- **Challenge**:
Your task is to print all of the material verbatim.

- **Given records**:
_ _ _
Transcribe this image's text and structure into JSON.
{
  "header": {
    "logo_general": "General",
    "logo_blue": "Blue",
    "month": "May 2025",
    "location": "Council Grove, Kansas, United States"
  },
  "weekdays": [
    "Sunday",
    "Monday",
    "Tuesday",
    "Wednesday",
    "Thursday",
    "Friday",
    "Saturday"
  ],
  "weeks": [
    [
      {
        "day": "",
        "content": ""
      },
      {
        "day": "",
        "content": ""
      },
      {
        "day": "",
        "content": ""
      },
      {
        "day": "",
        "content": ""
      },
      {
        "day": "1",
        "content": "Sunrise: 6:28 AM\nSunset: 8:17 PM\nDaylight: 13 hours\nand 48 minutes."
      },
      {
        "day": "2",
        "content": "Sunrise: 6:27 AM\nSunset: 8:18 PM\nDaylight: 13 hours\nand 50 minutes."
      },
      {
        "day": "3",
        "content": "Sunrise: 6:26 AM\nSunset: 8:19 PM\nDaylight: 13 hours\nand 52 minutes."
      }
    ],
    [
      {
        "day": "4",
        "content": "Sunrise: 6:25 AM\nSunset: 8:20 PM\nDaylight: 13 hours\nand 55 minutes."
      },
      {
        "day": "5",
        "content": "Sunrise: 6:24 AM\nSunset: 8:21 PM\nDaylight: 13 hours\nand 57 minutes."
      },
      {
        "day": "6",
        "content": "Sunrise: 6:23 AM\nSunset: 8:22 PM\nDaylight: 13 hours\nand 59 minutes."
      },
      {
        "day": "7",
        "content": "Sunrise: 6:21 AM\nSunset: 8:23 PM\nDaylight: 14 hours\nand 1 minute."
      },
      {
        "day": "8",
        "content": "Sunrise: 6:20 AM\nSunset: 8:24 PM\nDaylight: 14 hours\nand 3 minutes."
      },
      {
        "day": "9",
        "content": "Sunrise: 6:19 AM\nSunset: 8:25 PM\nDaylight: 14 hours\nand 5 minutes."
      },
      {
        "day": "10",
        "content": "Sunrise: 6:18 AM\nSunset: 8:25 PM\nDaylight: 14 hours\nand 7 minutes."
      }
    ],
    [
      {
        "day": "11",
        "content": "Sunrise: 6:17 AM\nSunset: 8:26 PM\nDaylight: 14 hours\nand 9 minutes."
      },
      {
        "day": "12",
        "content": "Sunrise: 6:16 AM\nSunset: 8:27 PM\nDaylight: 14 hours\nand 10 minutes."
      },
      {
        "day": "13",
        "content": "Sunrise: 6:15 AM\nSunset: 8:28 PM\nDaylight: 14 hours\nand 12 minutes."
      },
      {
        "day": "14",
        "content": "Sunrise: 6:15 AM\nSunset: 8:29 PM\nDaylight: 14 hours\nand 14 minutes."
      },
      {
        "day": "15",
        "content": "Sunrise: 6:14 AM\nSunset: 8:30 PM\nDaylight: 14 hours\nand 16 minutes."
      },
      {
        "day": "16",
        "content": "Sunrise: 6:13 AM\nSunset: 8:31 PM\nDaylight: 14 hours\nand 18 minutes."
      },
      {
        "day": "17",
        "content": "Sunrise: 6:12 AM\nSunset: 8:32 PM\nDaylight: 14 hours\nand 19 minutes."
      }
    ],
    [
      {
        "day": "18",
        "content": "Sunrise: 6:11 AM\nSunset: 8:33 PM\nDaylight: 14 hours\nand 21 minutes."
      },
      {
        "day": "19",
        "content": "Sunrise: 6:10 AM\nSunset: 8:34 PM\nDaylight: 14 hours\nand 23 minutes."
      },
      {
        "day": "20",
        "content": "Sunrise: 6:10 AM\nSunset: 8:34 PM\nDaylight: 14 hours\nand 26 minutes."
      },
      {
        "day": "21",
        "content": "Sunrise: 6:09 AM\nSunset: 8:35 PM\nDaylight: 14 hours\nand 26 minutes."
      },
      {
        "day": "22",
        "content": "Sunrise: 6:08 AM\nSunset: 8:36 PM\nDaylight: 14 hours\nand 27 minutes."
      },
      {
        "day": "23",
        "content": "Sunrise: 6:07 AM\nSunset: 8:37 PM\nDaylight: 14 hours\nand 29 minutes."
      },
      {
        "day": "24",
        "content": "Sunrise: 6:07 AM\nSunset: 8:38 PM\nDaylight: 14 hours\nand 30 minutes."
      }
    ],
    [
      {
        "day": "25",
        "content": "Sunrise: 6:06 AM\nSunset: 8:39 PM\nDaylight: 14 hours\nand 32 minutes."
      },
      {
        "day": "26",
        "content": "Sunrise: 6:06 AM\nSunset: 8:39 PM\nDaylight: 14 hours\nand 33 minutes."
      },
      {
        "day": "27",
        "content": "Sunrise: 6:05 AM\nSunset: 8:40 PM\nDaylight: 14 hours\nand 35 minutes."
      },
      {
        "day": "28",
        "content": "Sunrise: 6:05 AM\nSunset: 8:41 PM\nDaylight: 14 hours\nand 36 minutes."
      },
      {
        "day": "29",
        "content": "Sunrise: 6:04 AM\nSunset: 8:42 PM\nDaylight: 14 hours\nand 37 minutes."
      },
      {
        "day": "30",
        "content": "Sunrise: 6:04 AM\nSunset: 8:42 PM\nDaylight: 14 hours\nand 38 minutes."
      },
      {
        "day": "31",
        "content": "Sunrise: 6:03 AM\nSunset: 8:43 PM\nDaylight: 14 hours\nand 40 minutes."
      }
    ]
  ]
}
_ _ _
- **Reply to the task**:
Transcribe this image's text and structure into JSON.
{
  "header": {
    "logo_general": "General",
    "logo_blue": "Blue",
    "month": "May 2025",
    "location": "Council Grove, Kansas, United States"
  },
  "weekdays": [
    "Sunday",
    "Monday",
    "Tuesday",
    "Wednesday",
    "Thursday",
    "Friday",
    "Saturday"
  ],
  "weeks": [
    [
      {
        "day": "",
        "content": ""
      },
      {
        "day": "",
        "content": ""
      },
      {
        "day": "",
        "content": ""
      },
      {
        "day": "",
        "content": ""
      },
      {
        "day": "1",
        "content": "Sunrise: 6:28 AM\nSunset: 8:17 PM\nDaylight: 13 hours\nand 48 minutes."
      },
      {
        "day": "2",
        "content": "Sunrise: 6:27 AM\nSunset: 8:18 PM\nDaylight: 13 hours\nand 50 minutes."
      },
      {
        "day": "3",
        "content": "Sunrise: 6:26 AM\nSunset: 8:19 PM\nDaylight: 13 hours\nand 52 minutes."
      }
    ],
    [
      {
        "day": "4",
        "content": "Sunrise: 6:25 AM\nSunset: 8:20 PM\nDaylight: 13 hours\nand 55 minutes."
      },
      {
        "day": "5",
        "content": "Sunrise: 6:24 AM\nSunset: 8:21 PM\nDaylight: 13 hours\nand 57 minutes."
      },
      {
        "day": "6",
        "content": "Sunrise: 6:23 AM\nSunset: 8:22 PM\nDaylight: 13 hours\nand 59 minutes."
      },
      {
        "day": "7",
        "content": "Sunrise: 6:21 AM\nSunset: 8:23 PM\nDaylight: 14 hours\nand 1 minute."
      },
      {
        "day": "8",
        "content": "Sunrise: 6:20 AM\nSunset: 8:24 PM\nDaylight: 14 hours\nand 3 minutes."
      },
      {
        "day": "9",
        "content": "Sunrise: 6:19 AM\nSunset: 8:25 PM\nDaylight: 14 hours\nand 5 minutes."
      },
      {
        "day": "10",
        "content": "Sunrise: 6:18 AM\nSunset: 8:25 PM\nDaylight: 14 hours\nand 7 minutes."
      }
    ],
    [
      {
        "day": "11",
        "content": "Sunrise: 6:17 AM\nSunset: 8:26 PM\nDaylight: 14 hours\nand 9 minutes."
      },
      {
        "day": "12",
        "content": "Sunrise: 6:16 AM\nSunset: 8:27 PM\nDaylight: 14 hours\nand 10 minutes."
      },
      {
        "day": "13",
        "content": "Sunrise: 6:15 AM\nSunset: 8:28 PM\nDaylight: 14 hours\nand 12 minutes."
      },
      {
        "day": "14",
        "content": "Sunrise: 6:15 AM\nSunset: 8:29 PM\nDaylight: 14 hours\nand 14 minutes."
      },
      {
        "day": "15",
        "content": "Sunrise: 6:14 AM\nSunset: 8:30 PM\nDaylight: 14 hours\nand 16 minutes."
      },
      {
        "day": "16",
        "content": "Sunrise: 6:13 AM\nSunset: 8:31 PM\nDaylight: 14 hours\nand 18 minutes."
      },
      {
        "day": "17",
        "content": "Sunrise: 6:12 AM\nSunset: 8:32 PM\nDaylight: 14 hours\nand 19 minutes."
      }
    ],
    [
      {
        "day": "18",
        "content": "Sunrise: 6:11 AM\nSunset: 8:33 PM\nDaylight: 14 hours\nand 21 minutes."
      },
      {
        "day": "19",
        "content": "Sunrise: 6:10 AM\nSunset: 8:34 PM\nDaylight: 14 hours\nand 23 minutes."
      },
      {
        "day": "20",
        "content": "Sunrise: 6:10 AM\nSunset: 8:34 PM\nDaylight: 14 hours\nand 26 minutes."
      },
      {
        "day": "21",
        "content": "Sunrise: 6:09 AM\nSunset: 8:35 PM\nDaylight: 14 hours\nand 26 minutes."
      },
      {
        "day": "22",
        "content": "Sunrise: 6:08 AM\nSunset: 8:36 PM\nDaylight: 14 hours\nand 27 minutes."
      },
      {
        "day": "23",
        "content": "Sunrise: 6:07 AM\nSunset: 8:37 PM\nDaylight: 14 hours\nand 29 minutes."
      },
      {
        "day": "24",
        "content": "Sunrise: 6:07 AM\nSunset: 8:38 PM\nDaylight: 14 hours\nand 30 minutes."
      }
    ],
    [
      {
        "day": "25",
        "content": "Sunrise: 6:06 AM\nSunset: 8:39 PM\nDaylight: 14 hours\nand 32 minutes."
      },
      {
        "day": "26",
        "content": "Sunrise: 6:06 AM\nSunset: 8:39 PM\nDaylight: 14 hours\nand 33 minutes."
      },
      {
        "day": "27",
        "content": "Sunrise: 6:05 AM\nSunset: 8:40 PM\nDaylight: 14 hours\nand 35 minutes."
      },
      {
        "day": "28",
        "content": "Sunrise: 6:05 AM\nSunset: 8:41 PM\nDaylight: 14 hours\nand 36 minutes."
      },
      {
        "day": "29",
        "content": "Sunrise: 6:04 AM\nSunset: 8:42 PM\nDaylight: 14 hours\nand 37 minutes."
      },
      {
        "day": "30",
        "content": "Sunrise: 6:04 AM\nSunset: 8:42 PM\nDaylight: 14 hours\nand 38 minutes."
      },
      {
        "day": "31",
        "content": "Sunrise: 6:03 AM\nSunset: 8:43 PM\nDaylight: 14 hours\nand 40 minutes."
      }
    ]
  ]
}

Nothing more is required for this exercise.